● **Task prompt**
Which people are named in the article about a baby with a cleft lip and palate below?

● **Page excerpt**
::::

Babies are adorable. They just are.
During an ultrasound 24 weeks into Nebraskan mother Sara Heller’s pregnancy with her son Brody, she learned that her baby would have a bilateral cleft lip and palate. After the initial shock, she and Brody’s dad, Chris Eidam decided to embrace their son’s unique beauty. Furthermore, they began their efforts in advocating for the normalization and acceptance of cleft lips and palates. Through sharing photos of their son on social media, these parents document their journey with their son and show their followers that cleft babies are as happy and loving as any other baby.
As Heller shares her and her son’s story, she usually receives positive and supportive feedback. Unfortunately, one particular comment Heller received several weeks ago was different.
Someone Heller didn’t know commented on a picture of Brody with his gastronomy tube (g-tube), a tube inserted in the abdomen which goes to the stomach and helps Brody receive nutrition. The commenter wrote, “What’s wrong with your son’s face?” Naturally, Heller felt that the comment was a “stab to the heart.” In that moment, Heller experienced a complex concoction of emotion and questioned the situation itself, saying “He’s three months old and he’s being bullied?” She was concerned as a parent, wondering if later on in life her son would be recognized only for looking different and thinking of how she would want him to respond in such a situation.

::::

● **Supplied information**
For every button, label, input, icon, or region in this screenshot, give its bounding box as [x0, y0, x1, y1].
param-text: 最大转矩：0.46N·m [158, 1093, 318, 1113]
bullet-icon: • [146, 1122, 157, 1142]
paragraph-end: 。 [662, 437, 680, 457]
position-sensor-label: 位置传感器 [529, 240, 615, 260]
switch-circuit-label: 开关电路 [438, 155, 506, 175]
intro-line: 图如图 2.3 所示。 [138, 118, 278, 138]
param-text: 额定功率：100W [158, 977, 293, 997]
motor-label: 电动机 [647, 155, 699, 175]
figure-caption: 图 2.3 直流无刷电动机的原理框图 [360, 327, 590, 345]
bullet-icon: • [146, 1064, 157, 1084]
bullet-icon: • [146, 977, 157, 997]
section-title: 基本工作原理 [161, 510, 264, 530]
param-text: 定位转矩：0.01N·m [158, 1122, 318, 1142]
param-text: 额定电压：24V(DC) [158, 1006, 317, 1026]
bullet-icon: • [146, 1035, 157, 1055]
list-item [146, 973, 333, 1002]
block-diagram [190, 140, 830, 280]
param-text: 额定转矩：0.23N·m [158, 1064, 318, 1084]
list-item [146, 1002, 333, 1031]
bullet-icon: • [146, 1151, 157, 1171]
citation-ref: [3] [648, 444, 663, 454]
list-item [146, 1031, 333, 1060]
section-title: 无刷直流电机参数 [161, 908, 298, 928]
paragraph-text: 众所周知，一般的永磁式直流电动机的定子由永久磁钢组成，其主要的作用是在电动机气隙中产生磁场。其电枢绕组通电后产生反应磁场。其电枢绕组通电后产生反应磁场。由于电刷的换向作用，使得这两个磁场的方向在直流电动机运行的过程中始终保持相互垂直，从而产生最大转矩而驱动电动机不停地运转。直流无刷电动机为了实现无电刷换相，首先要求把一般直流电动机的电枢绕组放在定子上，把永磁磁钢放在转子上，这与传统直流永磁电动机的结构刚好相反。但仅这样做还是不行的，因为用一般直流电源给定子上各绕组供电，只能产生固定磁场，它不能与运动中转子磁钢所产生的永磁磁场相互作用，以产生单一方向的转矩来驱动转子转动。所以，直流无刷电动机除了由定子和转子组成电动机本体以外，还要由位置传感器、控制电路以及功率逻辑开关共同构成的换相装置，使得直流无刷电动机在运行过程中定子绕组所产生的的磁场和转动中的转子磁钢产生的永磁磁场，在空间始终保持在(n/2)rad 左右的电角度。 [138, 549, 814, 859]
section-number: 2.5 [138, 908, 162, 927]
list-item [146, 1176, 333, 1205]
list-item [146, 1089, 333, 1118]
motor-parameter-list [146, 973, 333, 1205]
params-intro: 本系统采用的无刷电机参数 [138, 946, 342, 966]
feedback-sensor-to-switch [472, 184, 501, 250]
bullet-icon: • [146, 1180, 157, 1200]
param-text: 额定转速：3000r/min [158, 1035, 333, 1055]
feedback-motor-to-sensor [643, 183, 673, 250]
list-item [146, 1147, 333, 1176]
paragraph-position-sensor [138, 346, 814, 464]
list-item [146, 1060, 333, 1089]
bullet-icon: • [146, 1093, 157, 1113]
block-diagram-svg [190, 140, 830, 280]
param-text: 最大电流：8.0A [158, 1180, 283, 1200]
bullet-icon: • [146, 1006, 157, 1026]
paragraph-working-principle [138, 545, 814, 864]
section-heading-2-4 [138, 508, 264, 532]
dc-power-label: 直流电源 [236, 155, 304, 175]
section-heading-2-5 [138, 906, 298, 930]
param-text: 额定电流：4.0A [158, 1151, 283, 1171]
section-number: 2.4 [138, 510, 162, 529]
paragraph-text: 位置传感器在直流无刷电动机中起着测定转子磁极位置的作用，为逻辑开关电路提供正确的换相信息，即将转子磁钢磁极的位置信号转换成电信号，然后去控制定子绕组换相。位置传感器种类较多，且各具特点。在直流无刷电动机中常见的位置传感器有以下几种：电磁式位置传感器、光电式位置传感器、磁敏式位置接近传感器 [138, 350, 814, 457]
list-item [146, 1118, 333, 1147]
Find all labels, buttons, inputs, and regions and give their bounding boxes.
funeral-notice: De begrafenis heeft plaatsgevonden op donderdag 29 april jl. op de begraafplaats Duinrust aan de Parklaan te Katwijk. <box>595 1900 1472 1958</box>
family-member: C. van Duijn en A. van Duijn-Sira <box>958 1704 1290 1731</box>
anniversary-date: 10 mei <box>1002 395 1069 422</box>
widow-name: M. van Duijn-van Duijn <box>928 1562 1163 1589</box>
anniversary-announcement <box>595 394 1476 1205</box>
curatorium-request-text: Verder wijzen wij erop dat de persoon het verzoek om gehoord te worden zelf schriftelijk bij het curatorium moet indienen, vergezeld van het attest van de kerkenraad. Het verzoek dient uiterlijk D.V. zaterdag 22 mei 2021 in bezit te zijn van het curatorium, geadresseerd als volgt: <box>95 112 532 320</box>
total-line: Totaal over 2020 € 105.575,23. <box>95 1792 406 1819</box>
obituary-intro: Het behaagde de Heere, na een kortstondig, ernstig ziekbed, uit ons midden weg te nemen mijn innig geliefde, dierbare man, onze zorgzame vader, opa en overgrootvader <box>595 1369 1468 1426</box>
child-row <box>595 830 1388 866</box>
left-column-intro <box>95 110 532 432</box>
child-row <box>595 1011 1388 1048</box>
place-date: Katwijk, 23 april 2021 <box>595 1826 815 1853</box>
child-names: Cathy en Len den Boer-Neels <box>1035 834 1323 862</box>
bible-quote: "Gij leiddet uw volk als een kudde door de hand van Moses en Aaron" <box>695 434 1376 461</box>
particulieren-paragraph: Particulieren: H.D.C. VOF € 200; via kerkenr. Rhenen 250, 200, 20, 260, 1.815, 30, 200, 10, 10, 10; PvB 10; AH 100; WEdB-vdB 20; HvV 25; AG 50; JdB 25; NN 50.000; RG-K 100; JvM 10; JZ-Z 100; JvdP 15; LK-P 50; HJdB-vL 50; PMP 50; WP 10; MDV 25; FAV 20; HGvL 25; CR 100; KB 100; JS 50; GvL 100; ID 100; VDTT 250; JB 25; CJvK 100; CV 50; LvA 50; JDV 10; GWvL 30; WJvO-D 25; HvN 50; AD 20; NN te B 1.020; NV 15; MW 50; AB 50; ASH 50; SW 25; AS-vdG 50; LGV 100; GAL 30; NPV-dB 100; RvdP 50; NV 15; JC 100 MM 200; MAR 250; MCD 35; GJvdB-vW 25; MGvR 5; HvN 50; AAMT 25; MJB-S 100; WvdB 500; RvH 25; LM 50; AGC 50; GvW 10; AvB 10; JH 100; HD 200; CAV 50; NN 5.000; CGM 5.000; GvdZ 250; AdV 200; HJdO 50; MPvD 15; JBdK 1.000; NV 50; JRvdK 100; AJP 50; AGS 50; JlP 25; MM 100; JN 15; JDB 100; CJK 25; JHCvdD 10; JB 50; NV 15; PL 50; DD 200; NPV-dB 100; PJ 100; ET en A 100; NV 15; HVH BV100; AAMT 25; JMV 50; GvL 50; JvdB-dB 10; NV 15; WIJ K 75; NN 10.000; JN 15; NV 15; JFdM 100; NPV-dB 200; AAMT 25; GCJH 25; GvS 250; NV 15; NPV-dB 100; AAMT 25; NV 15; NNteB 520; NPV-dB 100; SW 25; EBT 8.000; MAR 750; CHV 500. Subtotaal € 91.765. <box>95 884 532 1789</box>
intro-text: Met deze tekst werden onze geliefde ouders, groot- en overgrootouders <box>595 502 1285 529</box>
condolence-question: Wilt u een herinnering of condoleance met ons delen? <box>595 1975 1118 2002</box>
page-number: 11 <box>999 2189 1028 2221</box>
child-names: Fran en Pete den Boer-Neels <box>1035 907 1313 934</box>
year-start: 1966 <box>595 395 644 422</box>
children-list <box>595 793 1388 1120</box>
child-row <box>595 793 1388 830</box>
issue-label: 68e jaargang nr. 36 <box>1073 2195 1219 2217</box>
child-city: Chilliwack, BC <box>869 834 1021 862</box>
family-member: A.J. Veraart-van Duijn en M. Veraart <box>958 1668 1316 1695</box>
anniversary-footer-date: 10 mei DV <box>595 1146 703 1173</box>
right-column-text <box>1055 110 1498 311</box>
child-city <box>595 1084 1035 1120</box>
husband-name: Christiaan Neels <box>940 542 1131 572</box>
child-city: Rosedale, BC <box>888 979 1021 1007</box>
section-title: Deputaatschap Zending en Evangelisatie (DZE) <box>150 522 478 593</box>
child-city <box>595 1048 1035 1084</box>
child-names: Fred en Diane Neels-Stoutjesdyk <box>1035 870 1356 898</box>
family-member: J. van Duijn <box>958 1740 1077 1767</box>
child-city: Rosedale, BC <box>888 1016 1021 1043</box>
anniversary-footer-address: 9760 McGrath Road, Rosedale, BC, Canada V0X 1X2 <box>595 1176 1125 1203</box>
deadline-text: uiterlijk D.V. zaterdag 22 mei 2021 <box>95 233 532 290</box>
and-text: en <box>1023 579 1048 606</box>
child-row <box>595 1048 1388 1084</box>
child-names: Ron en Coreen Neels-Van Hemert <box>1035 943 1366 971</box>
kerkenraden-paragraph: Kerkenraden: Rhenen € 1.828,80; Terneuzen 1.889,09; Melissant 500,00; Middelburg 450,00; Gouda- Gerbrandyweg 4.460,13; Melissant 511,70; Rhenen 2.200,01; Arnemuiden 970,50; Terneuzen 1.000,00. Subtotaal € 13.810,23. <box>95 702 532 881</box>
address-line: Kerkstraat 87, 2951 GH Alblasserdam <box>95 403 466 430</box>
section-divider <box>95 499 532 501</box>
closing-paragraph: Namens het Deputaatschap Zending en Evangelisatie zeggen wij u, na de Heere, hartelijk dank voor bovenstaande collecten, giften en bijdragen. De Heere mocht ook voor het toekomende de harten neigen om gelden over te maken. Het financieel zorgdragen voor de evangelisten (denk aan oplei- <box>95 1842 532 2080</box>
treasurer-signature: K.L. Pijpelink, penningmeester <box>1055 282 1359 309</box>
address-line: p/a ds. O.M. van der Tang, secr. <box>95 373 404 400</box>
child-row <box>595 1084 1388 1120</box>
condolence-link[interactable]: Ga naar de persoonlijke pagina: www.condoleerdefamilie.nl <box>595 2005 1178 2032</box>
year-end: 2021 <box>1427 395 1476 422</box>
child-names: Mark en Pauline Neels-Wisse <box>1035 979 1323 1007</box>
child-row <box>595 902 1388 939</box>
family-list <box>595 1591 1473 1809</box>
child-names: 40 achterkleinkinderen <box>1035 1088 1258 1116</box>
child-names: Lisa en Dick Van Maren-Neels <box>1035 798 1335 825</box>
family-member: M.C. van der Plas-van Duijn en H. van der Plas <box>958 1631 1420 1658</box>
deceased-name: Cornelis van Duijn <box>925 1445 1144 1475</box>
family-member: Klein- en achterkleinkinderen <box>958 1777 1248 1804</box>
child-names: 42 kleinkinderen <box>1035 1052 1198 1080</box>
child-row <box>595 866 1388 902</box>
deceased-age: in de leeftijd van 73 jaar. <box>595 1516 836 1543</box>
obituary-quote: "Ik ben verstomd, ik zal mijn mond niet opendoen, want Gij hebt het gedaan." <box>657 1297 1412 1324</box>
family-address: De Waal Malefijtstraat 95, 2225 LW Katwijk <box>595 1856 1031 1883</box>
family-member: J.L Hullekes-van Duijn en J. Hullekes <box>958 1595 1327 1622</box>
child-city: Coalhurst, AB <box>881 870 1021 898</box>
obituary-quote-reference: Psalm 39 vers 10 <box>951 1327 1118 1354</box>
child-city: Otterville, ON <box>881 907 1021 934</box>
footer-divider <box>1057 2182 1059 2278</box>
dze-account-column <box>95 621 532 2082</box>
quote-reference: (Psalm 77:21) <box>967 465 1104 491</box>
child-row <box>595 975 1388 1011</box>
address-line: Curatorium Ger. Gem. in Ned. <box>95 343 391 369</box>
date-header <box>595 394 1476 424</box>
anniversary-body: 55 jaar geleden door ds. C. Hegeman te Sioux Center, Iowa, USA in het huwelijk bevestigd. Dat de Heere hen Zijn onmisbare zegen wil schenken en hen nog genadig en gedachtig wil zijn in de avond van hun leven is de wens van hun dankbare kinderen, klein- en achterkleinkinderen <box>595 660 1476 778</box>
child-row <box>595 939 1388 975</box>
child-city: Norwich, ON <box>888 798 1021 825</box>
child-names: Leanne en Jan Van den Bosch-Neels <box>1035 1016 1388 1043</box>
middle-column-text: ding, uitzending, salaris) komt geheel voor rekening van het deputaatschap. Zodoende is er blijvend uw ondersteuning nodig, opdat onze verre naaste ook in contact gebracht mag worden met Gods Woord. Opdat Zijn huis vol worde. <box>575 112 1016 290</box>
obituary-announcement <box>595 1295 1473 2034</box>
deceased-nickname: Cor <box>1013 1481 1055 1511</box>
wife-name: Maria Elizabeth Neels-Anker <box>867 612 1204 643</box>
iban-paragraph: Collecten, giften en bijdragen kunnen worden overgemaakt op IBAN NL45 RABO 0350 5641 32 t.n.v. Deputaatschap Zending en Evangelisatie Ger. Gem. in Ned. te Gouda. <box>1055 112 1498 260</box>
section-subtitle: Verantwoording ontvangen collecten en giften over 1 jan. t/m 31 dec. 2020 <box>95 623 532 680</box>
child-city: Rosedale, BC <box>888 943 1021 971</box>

::::

● **Problem solution**
Sara Heller, Brody, and Chris Eidam.